
5 Kommentare

  1. Darum geht’s gar nicht

    Guttenbergs Problem ist nicht in erster Linie, dass er nicht anerkennen wollte, wessen Ideen er übernommen hatte – auf geisteswissenschaftlichem Gebiet ist die Frage von Originalität und Ursprung einer Idee viel unschärfer als auf dem naturwissenschaftlichen Sektor. Man kann gar nicht jedes eigene Argument in allen Formulierungen nachspüren in wer weiß wie schlecht zugänglicher Literatur. Peinlich für Guttenberg ist vielmehr, dass er Ideen anderer, deren Nachweis man möglicherweise mal vergessen kann, als komplette Gedanken derjenigen in der Originalformulierung oder in bewusst (in nur der Vertuschung dienender Eigenleistung) leicht abgewandelter Formulierung abgepinnt hat. Er hat sich also nicht allein die abstrakte Idee zu eigen gemacht, sondern gleich die konkrete Formulierung, also die “geistige Handarbeit” anderer!

__DATEN__.
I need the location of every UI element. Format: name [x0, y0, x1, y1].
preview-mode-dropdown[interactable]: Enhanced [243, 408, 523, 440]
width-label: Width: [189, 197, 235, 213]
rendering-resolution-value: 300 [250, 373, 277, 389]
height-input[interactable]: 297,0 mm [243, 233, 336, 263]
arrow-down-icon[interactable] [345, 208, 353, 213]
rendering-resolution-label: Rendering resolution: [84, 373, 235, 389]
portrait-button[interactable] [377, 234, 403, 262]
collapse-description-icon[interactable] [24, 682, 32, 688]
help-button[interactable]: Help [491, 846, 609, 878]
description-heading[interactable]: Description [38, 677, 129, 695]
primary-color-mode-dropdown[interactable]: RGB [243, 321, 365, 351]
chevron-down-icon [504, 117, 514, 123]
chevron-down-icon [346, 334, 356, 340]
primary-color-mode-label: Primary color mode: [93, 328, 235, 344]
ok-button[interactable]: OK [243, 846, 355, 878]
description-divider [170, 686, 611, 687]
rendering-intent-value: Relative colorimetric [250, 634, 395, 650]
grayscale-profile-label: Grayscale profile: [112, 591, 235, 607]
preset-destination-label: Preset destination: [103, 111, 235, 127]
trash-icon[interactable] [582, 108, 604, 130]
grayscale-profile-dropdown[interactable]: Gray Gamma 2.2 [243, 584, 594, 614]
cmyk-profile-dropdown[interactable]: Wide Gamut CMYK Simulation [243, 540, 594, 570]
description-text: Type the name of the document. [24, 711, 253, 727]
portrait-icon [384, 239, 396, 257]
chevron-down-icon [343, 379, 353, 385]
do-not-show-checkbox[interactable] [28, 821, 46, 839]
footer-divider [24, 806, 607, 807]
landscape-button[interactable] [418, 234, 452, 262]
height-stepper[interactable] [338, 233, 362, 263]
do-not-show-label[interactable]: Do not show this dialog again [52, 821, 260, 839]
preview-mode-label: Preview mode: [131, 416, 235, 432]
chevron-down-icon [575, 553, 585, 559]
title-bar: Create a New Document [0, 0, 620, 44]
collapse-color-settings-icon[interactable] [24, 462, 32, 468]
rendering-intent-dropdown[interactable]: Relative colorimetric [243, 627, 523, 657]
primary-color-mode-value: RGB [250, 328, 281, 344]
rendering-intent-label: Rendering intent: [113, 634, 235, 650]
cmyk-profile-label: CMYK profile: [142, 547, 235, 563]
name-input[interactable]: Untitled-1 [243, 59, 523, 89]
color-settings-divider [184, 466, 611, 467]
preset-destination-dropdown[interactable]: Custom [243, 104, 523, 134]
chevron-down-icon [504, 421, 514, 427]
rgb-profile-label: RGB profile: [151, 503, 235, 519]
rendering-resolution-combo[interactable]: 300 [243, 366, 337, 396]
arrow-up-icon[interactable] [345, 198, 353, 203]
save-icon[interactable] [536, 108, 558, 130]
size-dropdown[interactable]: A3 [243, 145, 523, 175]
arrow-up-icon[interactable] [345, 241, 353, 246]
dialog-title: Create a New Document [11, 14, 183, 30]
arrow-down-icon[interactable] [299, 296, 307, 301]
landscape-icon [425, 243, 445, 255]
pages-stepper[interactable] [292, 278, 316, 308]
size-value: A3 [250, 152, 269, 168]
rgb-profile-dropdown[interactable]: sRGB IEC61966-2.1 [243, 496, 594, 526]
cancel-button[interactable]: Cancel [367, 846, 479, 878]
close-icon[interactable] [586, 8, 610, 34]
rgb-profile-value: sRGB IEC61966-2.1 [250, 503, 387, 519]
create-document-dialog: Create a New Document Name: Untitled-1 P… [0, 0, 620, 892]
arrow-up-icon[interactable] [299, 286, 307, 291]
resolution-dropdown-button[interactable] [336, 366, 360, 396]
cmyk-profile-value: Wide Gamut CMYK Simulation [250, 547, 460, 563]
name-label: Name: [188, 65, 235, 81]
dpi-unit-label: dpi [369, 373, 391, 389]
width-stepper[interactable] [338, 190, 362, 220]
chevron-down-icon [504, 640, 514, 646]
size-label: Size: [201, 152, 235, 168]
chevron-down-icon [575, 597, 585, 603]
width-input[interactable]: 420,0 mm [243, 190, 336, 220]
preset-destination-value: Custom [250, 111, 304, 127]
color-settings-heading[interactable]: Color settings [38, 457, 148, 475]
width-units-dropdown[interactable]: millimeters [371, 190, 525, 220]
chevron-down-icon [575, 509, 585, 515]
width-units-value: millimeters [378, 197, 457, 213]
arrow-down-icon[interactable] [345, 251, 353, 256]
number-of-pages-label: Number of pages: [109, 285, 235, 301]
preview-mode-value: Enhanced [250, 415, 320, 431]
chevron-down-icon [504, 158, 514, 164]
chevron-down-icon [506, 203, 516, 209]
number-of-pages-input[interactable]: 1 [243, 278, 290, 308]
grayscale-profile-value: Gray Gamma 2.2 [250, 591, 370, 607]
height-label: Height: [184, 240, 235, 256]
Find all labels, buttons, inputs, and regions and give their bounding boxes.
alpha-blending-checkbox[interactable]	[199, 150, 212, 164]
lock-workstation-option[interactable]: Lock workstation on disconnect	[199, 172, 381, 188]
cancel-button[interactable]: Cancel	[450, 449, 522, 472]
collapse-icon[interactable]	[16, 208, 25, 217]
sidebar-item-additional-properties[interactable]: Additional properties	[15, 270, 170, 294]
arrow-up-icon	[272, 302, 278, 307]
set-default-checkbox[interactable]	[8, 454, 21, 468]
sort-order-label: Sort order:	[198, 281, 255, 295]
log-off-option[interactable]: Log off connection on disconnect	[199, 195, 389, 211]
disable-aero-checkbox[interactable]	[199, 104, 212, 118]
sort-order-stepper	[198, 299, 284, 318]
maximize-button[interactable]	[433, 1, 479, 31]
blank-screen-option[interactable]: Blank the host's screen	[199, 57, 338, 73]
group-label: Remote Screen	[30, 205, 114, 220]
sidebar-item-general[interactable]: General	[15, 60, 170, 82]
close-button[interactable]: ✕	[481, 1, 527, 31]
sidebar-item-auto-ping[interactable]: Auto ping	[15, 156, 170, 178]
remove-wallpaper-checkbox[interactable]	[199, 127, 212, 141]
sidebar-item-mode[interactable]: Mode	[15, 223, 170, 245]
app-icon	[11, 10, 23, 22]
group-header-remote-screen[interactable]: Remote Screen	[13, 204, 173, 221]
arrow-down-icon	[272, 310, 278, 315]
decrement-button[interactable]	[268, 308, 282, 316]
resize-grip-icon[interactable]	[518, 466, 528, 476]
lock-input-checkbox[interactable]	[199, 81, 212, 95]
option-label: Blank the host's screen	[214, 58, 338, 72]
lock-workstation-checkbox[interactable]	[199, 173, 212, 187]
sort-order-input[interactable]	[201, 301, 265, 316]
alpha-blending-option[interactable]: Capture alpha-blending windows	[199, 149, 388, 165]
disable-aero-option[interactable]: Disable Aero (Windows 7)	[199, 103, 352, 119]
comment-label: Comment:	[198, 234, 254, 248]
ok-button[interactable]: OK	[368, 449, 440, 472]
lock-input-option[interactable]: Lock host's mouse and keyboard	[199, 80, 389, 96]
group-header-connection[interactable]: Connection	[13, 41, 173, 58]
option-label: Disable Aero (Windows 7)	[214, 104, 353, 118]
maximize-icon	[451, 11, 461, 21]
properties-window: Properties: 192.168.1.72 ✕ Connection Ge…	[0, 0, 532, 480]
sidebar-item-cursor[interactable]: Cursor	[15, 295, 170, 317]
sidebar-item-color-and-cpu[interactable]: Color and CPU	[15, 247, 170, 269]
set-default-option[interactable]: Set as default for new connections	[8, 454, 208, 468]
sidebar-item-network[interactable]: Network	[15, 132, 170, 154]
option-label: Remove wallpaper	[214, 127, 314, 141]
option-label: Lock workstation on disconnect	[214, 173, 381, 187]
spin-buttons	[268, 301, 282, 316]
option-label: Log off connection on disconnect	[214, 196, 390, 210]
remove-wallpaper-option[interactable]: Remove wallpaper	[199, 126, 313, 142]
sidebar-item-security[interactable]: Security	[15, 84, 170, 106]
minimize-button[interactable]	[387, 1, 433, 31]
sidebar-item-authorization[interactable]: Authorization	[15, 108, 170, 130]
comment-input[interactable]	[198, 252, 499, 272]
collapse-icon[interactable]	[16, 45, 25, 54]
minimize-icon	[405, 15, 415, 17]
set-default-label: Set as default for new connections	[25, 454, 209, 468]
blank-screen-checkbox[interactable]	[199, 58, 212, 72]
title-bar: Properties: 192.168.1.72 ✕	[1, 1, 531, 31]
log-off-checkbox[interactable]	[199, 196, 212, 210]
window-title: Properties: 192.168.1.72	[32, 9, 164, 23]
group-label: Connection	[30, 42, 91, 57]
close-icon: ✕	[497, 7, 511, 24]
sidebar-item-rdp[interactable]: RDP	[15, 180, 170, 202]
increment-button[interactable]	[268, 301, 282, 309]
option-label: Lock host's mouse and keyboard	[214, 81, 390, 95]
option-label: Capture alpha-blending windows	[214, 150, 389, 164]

__ARBEITSAUFTRAG__.
Schreiben Sie den vorliegenden Textauszug über Guttenberg vollständig und wortgetreu ab. Die Einträge haben mit dem vorliegenden Textauszug nichts zu tun.

__LÖSUNG DER AUFGABE__.

5 Kommentare

  1. Darum geht’s gar nicht

    Guttenbergs Problem ist nicht in erster Linie, dass er nicht anerkennen wollte, wessen Ideen er übernommen hatte – auf geisteswissenschaftlichem Gebiet ist die Frage von Originalität und Ursprung einer Idee viel unschärfer als auf dem naturwissenschaftlichen Sektor. Man kann gar nicht jedes eigene Argument in allen Formulierungen nachspüren in wer weiß wie schlecht zugänglicher Literatur. Peinlich für Guttenberg ist vielmehr, dass er Ideen anderer, deren Nachweis man möglicherweise mal vergessen kann, als komplette Gedanken derjenigen in der Originalformulierung oder in bewusst (in nur der Vertuschung dienender Eigenleistung) leicht abgewandelter Formulierung abgepinnt hat. Er hat sich also nicht allein die abstrakte Idee zu eigen gemacht, sondern gleich die konkrete Formulierung, also die “geistige Handarbeit” anderer!